■ YOUR INSTRUCTIONS ■
Repeat every entry in the listing below, exactly.
##### RECORDS FOR THIS EXERCISE
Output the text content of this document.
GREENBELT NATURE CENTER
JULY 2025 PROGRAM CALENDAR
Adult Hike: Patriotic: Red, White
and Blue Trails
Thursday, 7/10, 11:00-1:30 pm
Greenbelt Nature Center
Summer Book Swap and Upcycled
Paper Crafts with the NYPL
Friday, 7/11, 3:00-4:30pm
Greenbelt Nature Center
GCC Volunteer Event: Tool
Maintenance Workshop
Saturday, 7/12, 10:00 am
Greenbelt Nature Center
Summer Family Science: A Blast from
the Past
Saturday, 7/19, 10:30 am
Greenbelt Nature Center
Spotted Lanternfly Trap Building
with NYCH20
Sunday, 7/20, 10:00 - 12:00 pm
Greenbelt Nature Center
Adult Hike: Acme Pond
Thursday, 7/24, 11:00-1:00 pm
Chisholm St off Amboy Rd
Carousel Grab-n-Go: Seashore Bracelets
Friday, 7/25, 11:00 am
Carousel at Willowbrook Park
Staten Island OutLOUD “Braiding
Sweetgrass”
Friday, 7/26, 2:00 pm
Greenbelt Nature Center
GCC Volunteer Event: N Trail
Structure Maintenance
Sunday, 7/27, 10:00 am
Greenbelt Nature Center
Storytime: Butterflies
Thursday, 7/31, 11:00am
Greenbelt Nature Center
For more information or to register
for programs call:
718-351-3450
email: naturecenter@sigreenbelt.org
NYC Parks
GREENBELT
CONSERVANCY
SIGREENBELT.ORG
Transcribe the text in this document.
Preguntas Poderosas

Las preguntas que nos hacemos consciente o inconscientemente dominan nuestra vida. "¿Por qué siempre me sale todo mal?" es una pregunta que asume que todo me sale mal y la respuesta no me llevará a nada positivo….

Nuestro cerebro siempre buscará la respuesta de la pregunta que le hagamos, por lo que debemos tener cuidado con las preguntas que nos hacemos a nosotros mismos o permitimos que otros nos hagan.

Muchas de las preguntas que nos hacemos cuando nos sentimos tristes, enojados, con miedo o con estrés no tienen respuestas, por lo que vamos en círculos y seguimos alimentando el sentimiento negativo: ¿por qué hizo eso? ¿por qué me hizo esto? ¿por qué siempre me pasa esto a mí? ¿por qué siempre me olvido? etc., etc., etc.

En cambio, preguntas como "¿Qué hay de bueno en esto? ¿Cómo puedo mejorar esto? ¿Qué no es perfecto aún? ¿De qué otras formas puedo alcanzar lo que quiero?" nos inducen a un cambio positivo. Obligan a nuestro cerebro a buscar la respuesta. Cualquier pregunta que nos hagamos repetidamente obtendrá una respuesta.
##########
■ ANSWER TO THIS EXERCISE ■
Output the text content of this document.
GREENBELT NATURE CENTER
JULY 2025 PROGRAM CALENDAR
Adult Hike: Patriotic: Red, White
and Blue Trails
Thursday, 7/10, 11:00-1:30 pm
Greenbelt Nature Center
Summer Book Swap and Upcycled
Paper Crafts with the NYPL
Friday, 7/11, 3:00-4:30pm
Greenbelt Nature Center
GCC Volunteer Event: Tool
Maintenance Workshop
Saturday, 7/12, 10:00 am
Greenbelt Nature Center
Summer Family Science: A Blast from
the Past
Saturday, 7/19, 10:30 am
Greenbelt Nature Center
Spotted Lanternfly Trap Building
with NYCH20
Sunday, 7/20, 10:00 - 12:00 pm
Greenbelt Nature Center
Adult Hike: Acme Pond
Thursday, 7/24, 11:00-1:00 pm
Chisholm St off Amboy Rd
Carousel Grab-n-Go: Seashore Bracelets
Friday, 7/25, 11:00 am
Carousel at Willowbrook Park
Staten Island OutLOUD “Braiding
Sweetgrass”
Friday, 7/26, 2:00 pm
Greenbelt Nature Center
GCC Volunteer Event: N Trail
Structure Maintenance
Sunday, 7/27, 10:00 am
Greenbelt Nature Center
Storytime: Butterflies
Thursday, 7/31, 11:00am
Greenbelt Nature Center
For more information or to register
for programs call:
718-351-3450
email: naturecenter@sigreenbelt.org
NYC Parks
GREENBELT
CONSERVANCY
SIGREENBELT.ORG
Transcribe the text in this document.
Preguntas Poderosas

Las preguntas que nos hacemos consciente o inconscientemente dominan nuestra vida. "¿Por qué siempre me sale todo mal?" es una pregunta que asume que todo me sale mal y la respuesta no me llevará a nada positivo….

Nuestro cerebro siempre buscará la respuesta de la pregunta que le hagamos, por lo que debemos tener cuidado con las preguntas que nos hacemos a nosotros mismos o permitimos que otros nos hagan.

Muchas de las preguntas que nos hacemos cuando nos sentimos tristes, enojados, con miedo o con estrés no tienen respuestas, por lo que vamos en círculos y seguimos alimentando el sentimiento negativo: ¿por qué hizo eso? ¿por qué me hizo esto? ¿por qué siempre me pasa esto a mí? ¿por qué siempre me olvido? etc., etc., etc.

En cambio, preguntas como "¿Qué hay de bueno en esto? ¿Cómo puedo mejorar esto? ¿Qué no es perfecto aún? ¿De qué otras formas puedo alcanzar lo que quiero?" nos inducen a un cambio positivo. Obligan a nuestro cerebro a buscar la respuesta. Cualquier pregunta que nos hagamos repetidamente obtendrá una respuesta.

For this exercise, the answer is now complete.